▶ [DIRECTIONS] Look over the lines below. Report each one that includes the string "Field".

▶ [EXERCISE MATERIAL]
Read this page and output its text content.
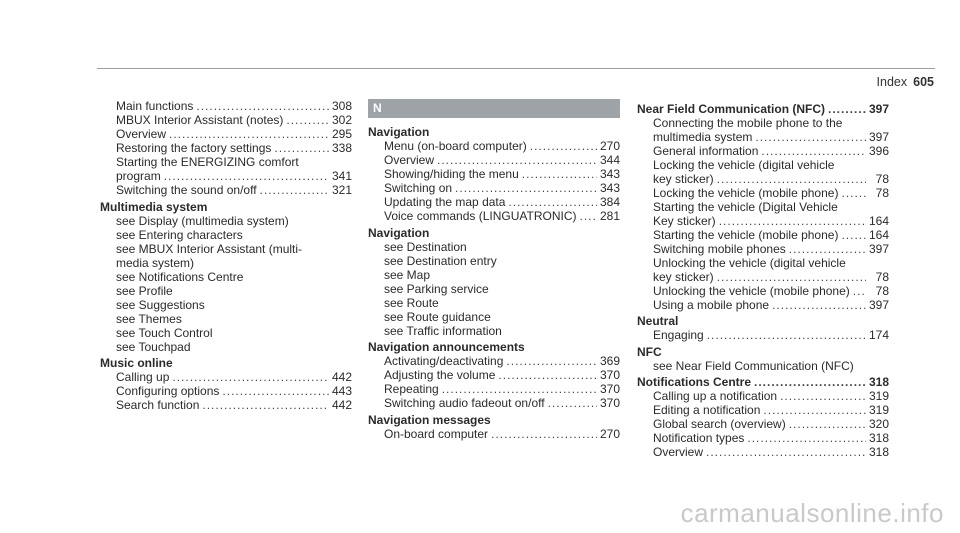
Index 605
Main functions .....	308
MBUX Interior Assistant (notes) .....	302
Overview .....	295
Restoring the factory settings .....	338
Starting the ENERGIZING comfort
program .....	341
Switching the sound on/off .....	321
Multimedia system
see Display (multimedia system)
see Entering characters
see MBUX Interior Assistant (multi-
media system)
see Notifications Centre
see Profile
see Suggestions
see Themes
see Touch Control
see Touchpad
Music online
Calling up .....	442
Configuring options .....	443
Search function .....	442
N
Navigation
Menu (on-board computer) .....	270
Overview .....	344
Showing/hiding the menu .....	343
Switching on .....	343
Updating the map data .....	384
Voice commands (LINGUATRONIC) ..... 281
Navigation
see Destination
see Destination entry
see Map
see Parking service
see Route
see Route guidance
see Traffic information
Navigation announcements
Activating/deactivating .....	369
Adjusting the volume .....	370
Repeating .....	370
Switching audio fadeout on/off .....	370
Navigation messages
On-board computer .....	270
Near Field Communication (NFC) .....	397
Connecting the mobile phone to the
multimedia system .....	397
General information .....	396
Locking the vehicle (digital vehicle
key sticker) .....	78
Locking the vehicle (mobile phone) .....	78
Starting the vehicle (Digital Vehicle
Key sticker) .....	164
Starting the vehicle (mobile phone) .....	164
Switching mobile phones .....	397
Unlocking the vehicle (digital vehicle
key sticker) .....	78
Unlocking the vehicle (mobile phone) .....	78
Using a mobile phone .....	397
Neutral
Engaging .....	174
NFC
see Near Field Communication (NFC)
Notifications Centre .....	318
Calling up a notification .....	319
Editing a notification .....	319
Global search (overview) .....	320
Notification types .....	318
Overview .....	318
carmanualsonline.info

▶ [FINAL RESULT]
Near Field Communication (NFC) .....	397
see Near Field Communication (NFC)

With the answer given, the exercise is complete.